TASK PROMPT:
Pull out each line of the records holding the string "were".

# # #

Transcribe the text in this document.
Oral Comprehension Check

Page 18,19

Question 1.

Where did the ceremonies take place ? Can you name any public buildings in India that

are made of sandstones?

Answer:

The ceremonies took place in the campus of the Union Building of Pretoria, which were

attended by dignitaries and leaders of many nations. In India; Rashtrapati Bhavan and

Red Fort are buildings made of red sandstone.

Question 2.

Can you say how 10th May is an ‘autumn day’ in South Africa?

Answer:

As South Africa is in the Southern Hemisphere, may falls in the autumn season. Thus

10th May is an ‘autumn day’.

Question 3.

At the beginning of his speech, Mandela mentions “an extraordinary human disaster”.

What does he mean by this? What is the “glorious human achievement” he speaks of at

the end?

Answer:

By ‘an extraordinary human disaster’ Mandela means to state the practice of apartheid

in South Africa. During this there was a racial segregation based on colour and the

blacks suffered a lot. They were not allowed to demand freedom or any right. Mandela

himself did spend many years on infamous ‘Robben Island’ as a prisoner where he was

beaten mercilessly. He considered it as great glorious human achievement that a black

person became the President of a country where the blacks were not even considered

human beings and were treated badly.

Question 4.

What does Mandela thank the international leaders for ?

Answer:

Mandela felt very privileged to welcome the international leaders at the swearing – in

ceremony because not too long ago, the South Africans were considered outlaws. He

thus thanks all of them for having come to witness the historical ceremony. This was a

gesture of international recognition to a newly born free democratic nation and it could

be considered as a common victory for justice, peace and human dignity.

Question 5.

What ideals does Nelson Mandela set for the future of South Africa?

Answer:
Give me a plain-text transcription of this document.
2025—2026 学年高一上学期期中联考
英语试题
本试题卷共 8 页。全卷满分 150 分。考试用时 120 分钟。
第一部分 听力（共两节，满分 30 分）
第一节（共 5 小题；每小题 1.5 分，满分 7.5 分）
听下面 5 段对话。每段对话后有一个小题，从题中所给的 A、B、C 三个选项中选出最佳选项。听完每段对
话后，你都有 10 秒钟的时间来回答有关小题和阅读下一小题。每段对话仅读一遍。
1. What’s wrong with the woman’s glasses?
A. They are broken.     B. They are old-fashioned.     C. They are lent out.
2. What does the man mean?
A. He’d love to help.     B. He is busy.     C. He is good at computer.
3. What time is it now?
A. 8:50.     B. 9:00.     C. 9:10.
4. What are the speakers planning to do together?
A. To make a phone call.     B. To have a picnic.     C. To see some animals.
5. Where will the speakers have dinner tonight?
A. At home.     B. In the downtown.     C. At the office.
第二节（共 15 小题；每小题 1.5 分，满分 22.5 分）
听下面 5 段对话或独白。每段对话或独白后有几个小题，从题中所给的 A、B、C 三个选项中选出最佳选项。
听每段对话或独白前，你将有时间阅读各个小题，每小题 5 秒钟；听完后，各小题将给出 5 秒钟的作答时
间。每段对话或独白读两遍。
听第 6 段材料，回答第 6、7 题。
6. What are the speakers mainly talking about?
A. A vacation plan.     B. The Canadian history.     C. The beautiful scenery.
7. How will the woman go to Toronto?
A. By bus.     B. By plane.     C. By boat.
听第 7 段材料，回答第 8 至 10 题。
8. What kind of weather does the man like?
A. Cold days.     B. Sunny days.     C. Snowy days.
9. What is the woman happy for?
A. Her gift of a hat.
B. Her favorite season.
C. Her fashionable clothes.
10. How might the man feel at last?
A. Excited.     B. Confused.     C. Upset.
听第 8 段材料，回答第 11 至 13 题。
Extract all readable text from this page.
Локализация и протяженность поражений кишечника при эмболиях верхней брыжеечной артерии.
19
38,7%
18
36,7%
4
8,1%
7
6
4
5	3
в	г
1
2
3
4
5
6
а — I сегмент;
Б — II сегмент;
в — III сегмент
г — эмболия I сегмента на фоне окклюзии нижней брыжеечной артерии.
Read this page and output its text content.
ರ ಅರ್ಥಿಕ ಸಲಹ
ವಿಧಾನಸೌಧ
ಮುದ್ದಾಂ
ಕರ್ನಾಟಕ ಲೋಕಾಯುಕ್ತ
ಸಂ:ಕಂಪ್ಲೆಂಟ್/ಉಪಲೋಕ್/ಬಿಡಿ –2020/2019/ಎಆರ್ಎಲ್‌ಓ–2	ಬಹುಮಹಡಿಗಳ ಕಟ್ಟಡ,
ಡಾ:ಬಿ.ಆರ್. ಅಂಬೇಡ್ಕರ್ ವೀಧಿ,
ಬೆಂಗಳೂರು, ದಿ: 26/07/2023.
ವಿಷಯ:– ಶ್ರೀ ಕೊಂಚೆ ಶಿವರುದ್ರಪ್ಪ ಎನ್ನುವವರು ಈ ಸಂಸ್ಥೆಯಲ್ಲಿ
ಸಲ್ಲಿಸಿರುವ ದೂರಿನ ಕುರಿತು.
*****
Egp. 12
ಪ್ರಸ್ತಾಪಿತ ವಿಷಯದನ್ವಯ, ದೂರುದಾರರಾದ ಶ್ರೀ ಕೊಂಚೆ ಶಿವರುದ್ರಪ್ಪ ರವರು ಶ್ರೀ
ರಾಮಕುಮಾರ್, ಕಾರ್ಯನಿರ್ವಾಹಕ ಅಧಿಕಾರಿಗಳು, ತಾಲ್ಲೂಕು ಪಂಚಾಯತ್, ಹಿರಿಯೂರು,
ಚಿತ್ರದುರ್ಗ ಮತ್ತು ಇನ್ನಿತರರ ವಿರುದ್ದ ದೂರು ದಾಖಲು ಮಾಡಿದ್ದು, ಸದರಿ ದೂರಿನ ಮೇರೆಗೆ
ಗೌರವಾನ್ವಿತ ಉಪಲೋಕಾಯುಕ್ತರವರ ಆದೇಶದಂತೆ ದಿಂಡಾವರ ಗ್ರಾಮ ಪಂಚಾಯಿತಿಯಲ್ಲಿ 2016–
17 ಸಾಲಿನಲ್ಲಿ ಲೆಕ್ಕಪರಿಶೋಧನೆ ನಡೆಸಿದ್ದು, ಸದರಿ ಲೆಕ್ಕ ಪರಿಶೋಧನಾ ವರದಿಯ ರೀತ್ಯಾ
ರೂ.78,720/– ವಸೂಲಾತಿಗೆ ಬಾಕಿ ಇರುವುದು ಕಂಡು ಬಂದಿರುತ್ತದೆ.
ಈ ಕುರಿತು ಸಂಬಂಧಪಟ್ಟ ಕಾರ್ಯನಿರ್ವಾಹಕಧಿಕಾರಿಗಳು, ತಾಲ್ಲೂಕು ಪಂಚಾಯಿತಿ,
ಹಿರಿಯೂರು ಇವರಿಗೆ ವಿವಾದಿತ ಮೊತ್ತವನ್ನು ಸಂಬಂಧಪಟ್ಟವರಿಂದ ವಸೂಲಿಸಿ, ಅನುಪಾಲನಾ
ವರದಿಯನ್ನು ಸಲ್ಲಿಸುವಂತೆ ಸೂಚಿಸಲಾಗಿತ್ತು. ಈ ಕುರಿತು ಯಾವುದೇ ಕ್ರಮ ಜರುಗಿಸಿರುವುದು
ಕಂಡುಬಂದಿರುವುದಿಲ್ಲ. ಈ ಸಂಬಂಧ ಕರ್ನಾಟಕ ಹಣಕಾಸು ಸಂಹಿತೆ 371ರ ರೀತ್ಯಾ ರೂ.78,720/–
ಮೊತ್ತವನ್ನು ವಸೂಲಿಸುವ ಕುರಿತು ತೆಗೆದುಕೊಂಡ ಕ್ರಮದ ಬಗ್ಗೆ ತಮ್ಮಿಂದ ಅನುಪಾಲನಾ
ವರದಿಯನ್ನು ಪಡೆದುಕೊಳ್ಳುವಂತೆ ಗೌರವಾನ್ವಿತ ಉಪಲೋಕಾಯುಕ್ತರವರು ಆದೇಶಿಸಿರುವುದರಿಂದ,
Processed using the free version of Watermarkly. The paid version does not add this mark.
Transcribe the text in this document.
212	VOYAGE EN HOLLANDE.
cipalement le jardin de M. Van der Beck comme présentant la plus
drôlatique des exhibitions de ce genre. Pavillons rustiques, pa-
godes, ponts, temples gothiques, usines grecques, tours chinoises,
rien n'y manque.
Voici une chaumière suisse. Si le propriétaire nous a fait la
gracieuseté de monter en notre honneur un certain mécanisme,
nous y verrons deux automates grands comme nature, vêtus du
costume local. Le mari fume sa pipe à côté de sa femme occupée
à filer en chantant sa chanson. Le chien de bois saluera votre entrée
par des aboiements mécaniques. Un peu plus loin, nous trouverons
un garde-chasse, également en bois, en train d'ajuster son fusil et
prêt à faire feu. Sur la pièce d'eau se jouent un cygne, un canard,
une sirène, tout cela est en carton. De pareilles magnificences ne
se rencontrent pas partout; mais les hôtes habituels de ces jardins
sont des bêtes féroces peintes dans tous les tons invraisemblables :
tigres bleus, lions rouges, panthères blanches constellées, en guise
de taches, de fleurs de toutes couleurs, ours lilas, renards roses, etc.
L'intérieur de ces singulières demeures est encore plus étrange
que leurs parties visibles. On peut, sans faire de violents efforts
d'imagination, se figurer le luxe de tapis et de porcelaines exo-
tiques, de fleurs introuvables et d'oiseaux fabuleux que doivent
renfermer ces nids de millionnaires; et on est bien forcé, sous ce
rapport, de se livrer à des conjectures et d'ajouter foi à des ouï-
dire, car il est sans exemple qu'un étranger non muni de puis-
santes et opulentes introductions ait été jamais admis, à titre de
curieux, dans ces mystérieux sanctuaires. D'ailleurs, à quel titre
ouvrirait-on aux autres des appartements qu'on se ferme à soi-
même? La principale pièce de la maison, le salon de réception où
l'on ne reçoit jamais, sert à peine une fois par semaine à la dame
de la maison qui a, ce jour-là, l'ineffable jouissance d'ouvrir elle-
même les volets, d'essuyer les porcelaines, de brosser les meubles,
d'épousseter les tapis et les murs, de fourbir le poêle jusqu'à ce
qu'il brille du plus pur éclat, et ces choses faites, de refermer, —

# # #

ANSWER TO THE TASK:
The ceremonies took place in the campus of the Union Building of Pretoria, which were
blacks suffered a lot. They were not allowed to demand freedom or any right. Mandela
person became the President of a country where the blacks were not even considered
human beings and were treated badly.
ceremony because not too long ago, the South Africans were considered outlaws. He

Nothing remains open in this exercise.